--- TEXT TO READ ---
------------------------------------------------------------
Allegra Boverman for NHPR

The New Hampshire House and Senate voted along party lines Thursday to pass a $13 billion dollar state budget. Governor Sununu is expected to veto the bill.

Democrats in the Legislature say they met the governor more than halfway on the budget, by stripping a paid family leave program and a capital gains tax originally backed by the House from the final bill. 

Listen: Josh Rogers talks to NHPR's Peter Biello about where lawmakers are on the state budget. Scroll to the bottom of this story for a transcript of that interview.

They say their budget boosts spending in areas where it's needed - education, child protection, and supplies direct aid to cities and towns. 

Lou D'Allesandro is chairman of the Senate Finance Committee.

"We have the ability and we have the desire to serve people. and we have the financial component which is available to do that," he says.

Republicans say the budget puts the state on a path to higher taxes.

"$1.5 billion dollars in additional spending. There is a lot wrong with this budget," says Senate minority leader Chuck Morse.  

In anticipation of a veto by Governor Sununu, who doesn't like that the plan reverses tax business tax cuts that took effect in January, lawmakers also passed a continuing resolution to keep the state operating at current spending levels for 90 days.
------------------------------------------------------------
--- MATERIAL ---
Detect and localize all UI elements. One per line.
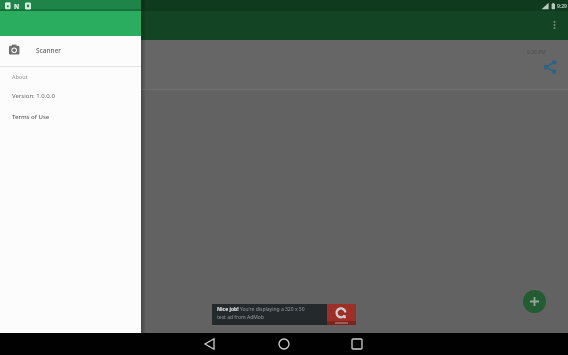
button[interactable] — [271, 333, 297, 355]
button[interactable] — [541, 58, 559, 76]
staticText: Terms of Use — [12, 113, 50, 121]
button[interactable]: Version: 1.0.0.0 — [0, 88, 141, 104]
staticText: Nice job! You're displaying a 320 x 50 — [217, 306, 305, 313]
button[interactable] — [344, 333, 370, 355]
staticText: test ad from AdMob — [217, 314, 264, 321]
button[interactable]: Scanner — [0, 38, 141, 64]
staticText: Version: 1.0.0.0 — [12, 92, 55, 100]
button[interactable] — [548, 16, 562, 34]
staticText: About — [12, 73, 28, 80]
button[interactable] — [523, 290, 546, 313]
button[interactable]: Terms of Use — [0, 109, 141, 125]
button[interactable]: Nice job! You're displaying a 320 x 50 — [212, 304, 356, 325]
staticText: 9:29 — [557, 3, 567, 10]
staticText: N — [14, 2, 20, 11]
staticText: 9:26 PM — [527, 49, 546, 56]
staticText: Scanner — [36, 46, 62, 55]
button[interactable] — [197, 333, 223, 355]
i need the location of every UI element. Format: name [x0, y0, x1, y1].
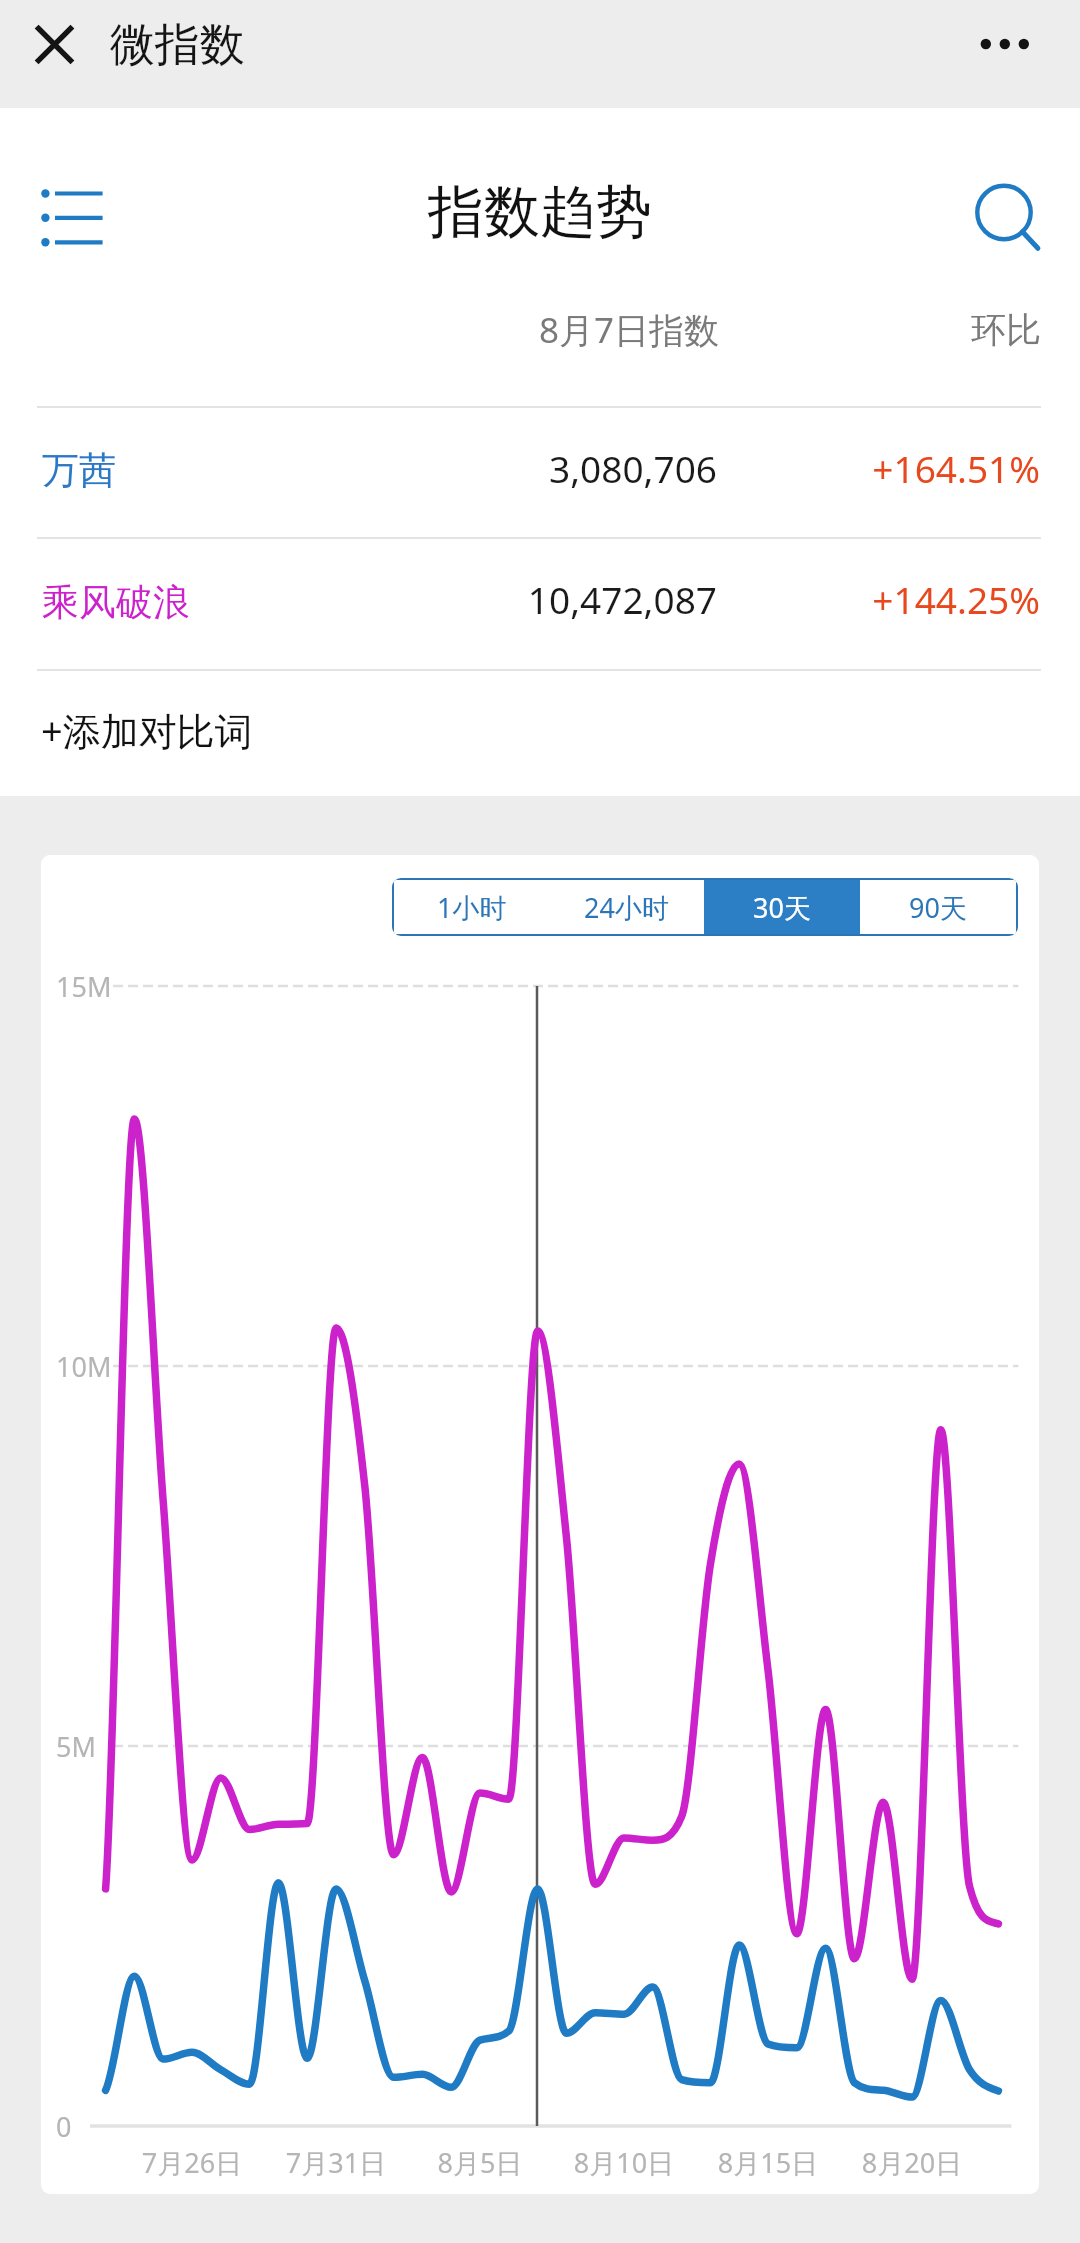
button[interactable]: Search: [960, 168, 1056, 264]
button[interactable]: 24小时: [549, 880, 704, 934]
staticText: 3,080,706: [380, 443, 717, 493]
button[interactable]: More options: [965, 4, 1045, 84]
staticText: +添加对比词: [41, 704, 253, 756]
staticText: 万茜: [42, 447, 116, 494]
staticText: 7月26日: [92, 2144, 292, 2181]
staticText: 1小时: [437, 889, 507, 926]
staticText: 10M: [56, 1348, 112, 1385]
staticText: 24小时: [584, 889, 669, 926]
staticText: 8月7日指数: [380, 306, 719, 354]
staticText: 指数趋势: [330, 177, 750, 248]
staticText: 90天: [909, 889, 967, 926]
staticText: 0: [56, 2108, 72, 2145]
staticText: 5M: [56, 1728, 96, 1765]
button[interactable]: 1小时: [394, 880, 549, 934]
button[interactable]: Close: [16, 6, 93, 83]
staticText: 8月10日: [524, 2144, 724, 2181]
staticText: 环比: [741, 308, 1041, 352]
button[interactable]: +添加对比词: [0, 671, 1080, 796]
staticText: 10,472,087: [380, 574, 717, 624]
button[interactable]: List view: [20, 170, 120, 266]
button[interactable]: 30天: [704, 880, 860, 934]
staticText: 微指数: [110, 17, 245, 74]
staticText: +144.25%: [741, 574, 1040, 624]
staticText: 8月5日: [380, 2144, 580, 2181]
staticText: 30天: [753, 889, 811, 926]
staticText: +164.51%: [741, 443, 1040, 493]
staticText: 8月20日: [812, 2144, 1012, 2181]
staticText: 乘风破浪: [42, 579, 190, 626]
staticText: 7月31日: [236, 2144, 436, 2181]
button[interactable]: 万茜: [0, 408, 1080, 537]
button[interactable]: 90天: [860, 880, 1016, 934]
button[interactable]: 乘风破浪: [0, 539, 1080, 669]
staticText: 15M: [56, 968, 112, 1005]
staticText: 8月15日: [668, 2144, 868, 2181]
------------------------------------------------------------
Rewrite the New Hampshire budget story, beginning at the words "Listen: Josh Rogers" and stopping after "leader Chuck Morse.", with "chair" in place of "chairman". Rely on the New Hampshire budget story alone for your answers.

Listen: Josh Rogers talks to NHPR's Peter Biello about where lawmakers are on the state budget. Scroll to the bottom of this story for a transcript of that interview.

They say their budget boosts spending in areas where it's needed - education, child protection, and supplies direct aid to cities and towns. 

Lou D'Allesandro is chair of the Senate Finance Committee.

"We have the ability and we have the desire to serve people. and we have the financial component which is available to do that," he says.

Republicans say the budget puts the state on a path to higher taxes.

"$1.5 billion dollars in additional spending. There is a lot wrong with this budget," says Senate minority leader Chuck Morse.